EXERCISE:
Search the listing below for the string "Zunge" and show each line that contains it.

======== RECORDS FOR THE EXERCISE ========

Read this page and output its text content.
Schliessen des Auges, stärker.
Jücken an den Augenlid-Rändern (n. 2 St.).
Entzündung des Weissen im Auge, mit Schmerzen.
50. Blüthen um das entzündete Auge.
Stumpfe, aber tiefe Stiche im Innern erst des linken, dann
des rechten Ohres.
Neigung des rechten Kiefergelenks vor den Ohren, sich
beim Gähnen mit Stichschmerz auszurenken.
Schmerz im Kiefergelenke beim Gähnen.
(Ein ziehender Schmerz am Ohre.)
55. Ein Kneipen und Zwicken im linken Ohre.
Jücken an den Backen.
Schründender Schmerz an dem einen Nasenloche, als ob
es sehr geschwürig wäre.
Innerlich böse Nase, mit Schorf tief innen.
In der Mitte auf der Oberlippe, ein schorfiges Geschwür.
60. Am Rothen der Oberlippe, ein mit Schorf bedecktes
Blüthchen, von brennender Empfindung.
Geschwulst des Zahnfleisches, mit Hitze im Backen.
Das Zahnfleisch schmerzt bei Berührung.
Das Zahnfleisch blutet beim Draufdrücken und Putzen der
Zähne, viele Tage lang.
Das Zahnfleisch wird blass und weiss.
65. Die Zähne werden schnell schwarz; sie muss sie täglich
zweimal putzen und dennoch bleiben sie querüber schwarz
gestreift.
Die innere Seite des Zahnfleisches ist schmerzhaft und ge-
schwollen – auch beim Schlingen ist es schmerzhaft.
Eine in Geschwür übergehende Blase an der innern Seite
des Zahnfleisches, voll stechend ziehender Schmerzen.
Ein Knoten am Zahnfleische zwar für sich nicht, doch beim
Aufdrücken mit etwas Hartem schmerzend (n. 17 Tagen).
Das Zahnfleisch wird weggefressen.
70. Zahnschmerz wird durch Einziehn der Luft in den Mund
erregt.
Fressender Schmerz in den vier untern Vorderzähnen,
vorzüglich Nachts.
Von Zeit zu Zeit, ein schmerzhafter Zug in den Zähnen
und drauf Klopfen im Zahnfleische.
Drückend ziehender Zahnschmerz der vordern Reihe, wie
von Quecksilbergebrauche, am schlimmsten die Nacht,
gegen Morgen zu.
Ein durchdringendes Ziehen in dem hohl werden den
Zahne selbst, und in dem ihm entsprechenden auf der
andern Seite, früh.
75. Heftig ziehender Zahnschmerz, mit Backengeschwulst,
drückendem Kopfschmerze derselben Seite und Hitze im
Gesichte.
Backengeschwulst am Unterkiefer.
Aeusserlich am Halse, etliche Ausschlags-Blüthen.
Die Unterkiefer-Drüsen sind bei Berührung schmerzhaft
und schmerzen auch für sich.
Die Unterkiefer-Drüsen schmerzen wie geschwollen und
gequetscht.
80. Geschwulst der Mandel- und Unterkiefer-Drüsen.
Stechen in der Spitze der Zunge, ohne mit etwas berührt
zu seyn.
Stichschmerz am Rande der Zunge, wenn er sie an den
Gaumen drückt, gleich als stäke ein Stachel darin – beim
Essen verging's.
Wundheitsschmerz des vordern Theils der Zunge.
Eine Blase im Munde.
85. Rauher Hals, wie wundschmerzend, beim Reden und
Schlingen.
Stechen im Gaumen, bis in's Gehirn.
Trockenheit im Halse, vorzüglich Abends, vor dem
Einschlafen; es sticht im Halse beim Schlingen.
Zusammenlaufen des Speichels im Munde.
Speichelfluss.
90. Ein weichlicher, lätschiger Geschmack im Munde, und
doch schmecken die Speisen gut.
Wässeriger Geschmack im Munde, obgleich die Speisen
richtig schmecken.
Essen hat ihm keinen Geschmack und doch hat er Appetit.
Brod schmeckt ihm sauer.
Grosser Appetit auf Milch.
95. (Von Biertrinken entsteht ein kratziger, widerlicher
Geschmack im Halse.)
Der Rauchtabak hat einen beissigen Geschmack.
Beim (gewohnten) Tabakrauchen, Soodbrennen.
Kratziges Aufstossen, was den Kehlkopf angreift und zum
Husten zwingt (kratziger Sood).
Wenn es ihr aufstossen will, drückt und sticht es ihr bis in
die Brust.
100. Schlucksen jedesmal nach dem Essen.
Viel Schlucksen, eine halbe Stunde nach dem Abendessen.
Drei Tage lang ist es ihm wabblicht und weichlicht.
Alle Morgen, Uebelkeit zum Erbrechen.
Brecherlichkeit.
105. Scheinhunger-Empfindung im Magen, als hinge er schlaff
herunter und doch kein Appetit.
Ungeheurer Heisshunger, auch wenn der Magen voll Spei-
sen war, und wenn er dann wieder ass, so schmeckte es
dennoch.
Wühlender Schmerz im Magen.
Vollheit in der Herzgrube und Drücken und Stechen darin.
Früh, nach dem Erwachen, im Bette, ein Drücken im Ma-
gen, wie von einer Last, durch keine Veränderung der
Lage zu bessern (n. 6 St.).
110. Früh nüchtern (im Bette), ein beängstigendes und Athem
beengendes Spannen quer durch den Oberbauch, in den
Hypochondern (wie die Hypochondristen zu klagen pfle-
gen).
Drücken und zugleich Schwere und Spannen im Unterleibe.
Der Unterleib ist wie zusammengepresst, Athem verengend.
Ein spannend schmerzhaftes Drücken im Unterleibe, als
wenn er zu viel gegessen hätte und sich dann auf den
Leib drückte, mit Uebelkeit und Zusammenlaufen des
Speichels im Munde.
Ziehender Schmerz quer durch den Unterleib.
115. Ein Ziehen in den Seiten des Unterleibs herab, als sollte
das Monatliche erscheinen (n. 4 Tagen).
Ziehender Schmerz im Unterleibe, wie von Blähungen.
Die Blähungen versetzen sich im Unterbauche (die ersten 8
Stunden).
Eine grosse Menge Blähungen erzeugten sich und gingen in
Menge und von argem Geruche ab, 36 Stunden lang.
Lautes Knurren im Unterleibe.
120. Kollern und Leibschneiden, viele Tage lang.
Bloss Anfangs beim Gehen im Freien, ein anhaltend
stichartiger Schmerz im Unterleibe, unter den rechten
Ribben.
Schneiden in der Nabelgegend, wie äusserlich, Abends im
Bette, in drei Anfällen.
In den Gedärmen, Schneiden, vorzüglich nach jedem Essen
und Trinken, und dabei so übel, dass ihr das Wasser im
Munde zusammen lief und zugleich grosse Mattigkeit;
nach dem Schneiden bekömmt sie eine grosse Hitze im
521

========

FINISHED ANSWER:
Stechen in der Spitze der Zunge, ohne mit etwas berührt
Stichschmerz am Rande der Zunge, wenn er sie an den
Wundheitsschmerz des vordern Theils der Zunge.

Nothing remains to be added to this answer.